* The task *
Select each line where the word "this" appears.

* Recorded information *
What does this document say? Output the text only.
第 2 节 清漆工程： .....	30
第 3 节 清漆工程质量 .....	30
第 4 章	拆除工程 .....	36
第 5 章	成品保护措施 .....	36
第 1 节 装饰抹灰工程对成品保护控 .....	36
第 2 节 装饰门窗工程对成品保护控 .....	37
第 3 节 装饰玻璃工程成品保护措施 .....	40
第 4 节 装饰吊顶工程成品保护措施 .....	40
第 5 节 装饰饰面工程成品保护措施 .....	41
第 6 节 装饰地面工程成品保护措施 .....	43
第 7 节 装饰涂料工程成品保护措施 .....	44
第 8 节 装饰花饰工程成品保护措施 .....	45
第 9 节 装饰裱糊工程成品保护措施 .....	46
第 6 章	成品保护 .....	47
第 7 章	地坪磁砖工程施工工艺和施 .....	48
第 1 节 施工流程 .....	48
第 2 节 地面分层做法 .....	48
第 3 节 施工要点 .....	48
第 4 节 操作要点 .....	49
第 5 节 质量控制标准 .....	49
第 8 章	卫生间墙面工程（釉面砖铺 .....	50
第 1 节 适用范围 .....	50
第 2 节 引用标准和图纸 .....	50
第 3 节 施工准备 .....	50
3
...
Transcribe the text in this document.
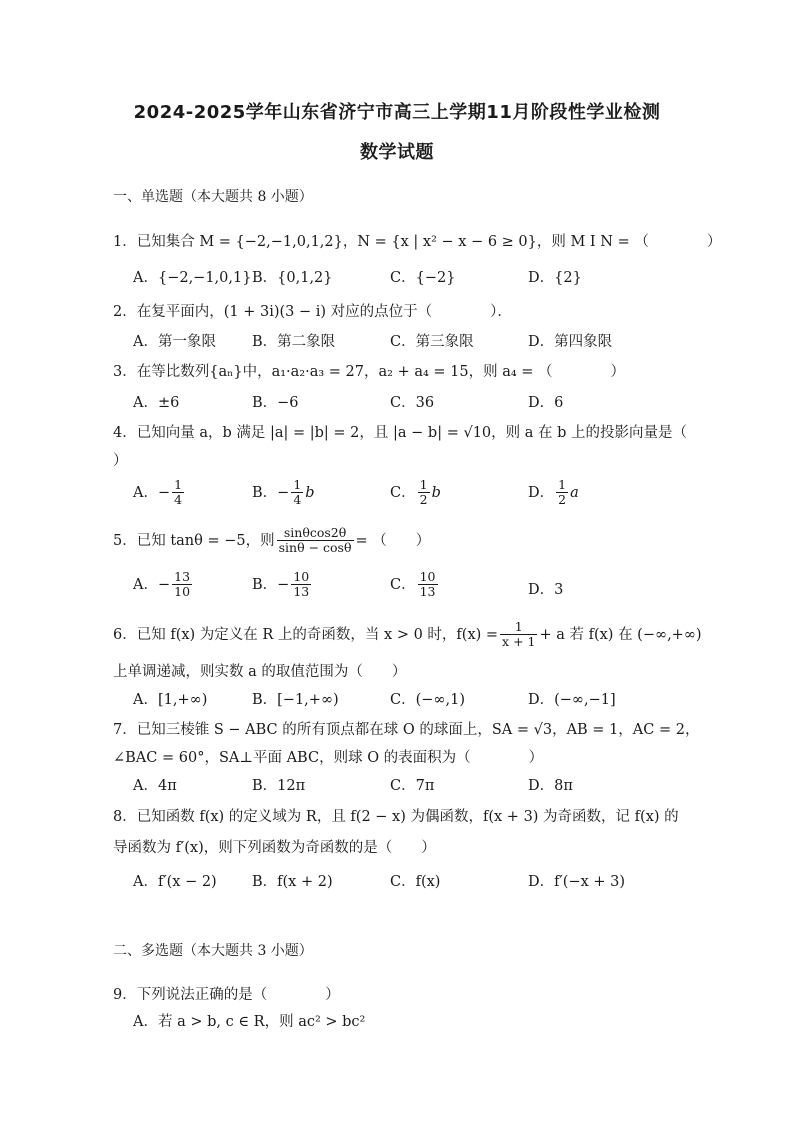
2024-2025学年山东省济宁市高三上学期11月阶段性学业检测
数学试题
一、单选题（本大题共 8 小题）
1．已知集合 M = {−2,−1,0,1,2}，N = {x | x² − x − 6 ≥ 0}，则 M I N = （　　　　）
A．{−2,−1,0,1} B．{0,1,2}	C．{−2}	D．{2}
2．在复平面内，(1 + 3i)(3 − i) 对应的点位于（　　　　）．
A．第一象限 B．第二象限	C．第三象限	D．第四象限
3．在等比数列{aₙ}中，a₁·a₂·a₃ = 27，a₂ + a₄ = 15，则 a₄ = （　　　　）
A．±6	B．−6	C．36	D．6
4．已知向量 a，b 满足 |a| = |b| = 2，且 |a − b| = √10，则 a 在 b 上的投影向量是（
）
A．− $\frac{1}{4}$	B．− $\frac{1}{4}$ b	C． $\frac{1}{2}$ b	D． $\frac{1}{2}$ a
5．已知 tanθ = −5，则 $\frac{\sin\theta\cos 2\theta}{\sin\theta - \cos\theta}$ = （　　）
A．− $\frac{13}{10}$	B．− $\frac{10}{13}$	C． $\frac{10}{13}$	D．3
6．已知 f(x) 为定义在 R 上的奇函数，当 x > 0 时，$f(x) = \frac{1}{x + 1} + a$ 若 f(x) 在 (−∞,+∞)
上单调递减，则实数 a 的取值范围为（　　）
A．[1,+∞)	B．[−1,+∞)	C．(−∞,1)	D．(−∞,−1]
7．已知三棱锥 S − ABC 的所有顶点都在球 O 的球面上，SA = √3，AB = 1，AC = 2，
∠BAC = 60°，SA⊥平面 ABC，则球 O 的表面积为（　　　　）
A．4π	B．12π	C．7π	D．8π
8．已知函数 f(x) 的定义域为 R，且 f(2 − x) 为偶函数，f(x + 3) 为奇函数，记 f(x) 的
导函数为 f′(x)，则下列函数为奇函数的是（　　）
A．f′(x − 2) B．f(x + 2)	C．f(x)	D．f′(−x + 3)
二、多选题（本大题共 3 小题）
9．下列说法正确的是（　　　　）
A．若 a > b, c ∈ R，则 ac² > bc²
...
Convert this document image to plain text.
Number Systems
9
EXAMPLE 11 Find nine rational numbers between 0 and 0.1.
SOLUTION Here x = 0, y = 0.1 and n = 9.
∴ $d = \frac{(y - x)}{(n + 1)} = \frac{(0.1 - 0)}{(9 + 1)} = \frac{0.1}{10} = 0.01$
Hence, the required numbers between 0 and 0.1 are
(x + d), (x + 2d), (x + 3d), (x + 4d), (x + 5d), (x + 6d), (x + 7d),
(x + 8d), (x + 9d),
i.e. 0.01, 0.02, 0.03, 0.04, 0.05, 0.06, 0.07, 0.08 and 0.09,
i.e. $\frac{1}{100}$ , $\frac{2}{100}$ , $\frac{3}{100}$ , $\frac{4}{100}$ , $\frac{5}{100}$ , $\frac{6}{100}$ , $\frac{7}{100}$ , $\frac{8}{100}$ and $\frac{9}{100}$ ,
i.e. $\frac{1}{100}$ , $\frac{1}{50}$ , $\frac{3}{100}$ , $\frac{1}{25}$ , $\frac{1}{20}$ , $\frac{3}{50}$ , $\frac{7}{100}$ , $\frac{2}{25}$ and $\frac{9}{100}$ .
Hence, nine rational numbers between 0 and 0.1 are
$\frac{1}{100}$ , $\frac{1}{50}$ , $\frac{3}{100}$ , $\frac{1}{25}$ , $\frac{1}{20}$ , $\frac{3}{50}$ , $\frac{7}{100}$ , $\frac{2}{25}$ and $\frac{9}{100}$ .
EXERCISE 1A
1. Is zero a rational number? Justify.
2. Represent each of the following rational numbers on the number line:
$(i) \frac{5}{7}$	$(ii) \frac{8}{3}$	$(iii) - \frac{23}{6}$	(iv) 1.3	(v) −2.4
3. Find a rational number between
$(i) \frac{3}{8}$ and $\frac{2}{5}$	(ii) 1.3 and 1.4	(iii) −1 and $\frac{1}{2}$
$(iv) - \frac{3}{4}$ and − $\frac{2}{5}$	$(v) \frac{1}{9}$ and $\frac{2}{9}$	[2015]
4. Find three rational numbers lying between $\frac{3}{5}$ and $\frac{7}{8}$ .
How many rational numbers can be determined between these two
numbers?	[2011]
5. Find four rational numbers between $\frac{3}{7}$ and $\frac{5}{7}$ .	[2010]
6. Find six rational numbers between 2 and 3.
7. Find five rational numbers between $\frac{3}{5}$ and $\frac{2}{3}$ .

* Solution to the problem *
What does this document say? Output the text only.
Transcribe the text in this document.
Convert this document image to plain text.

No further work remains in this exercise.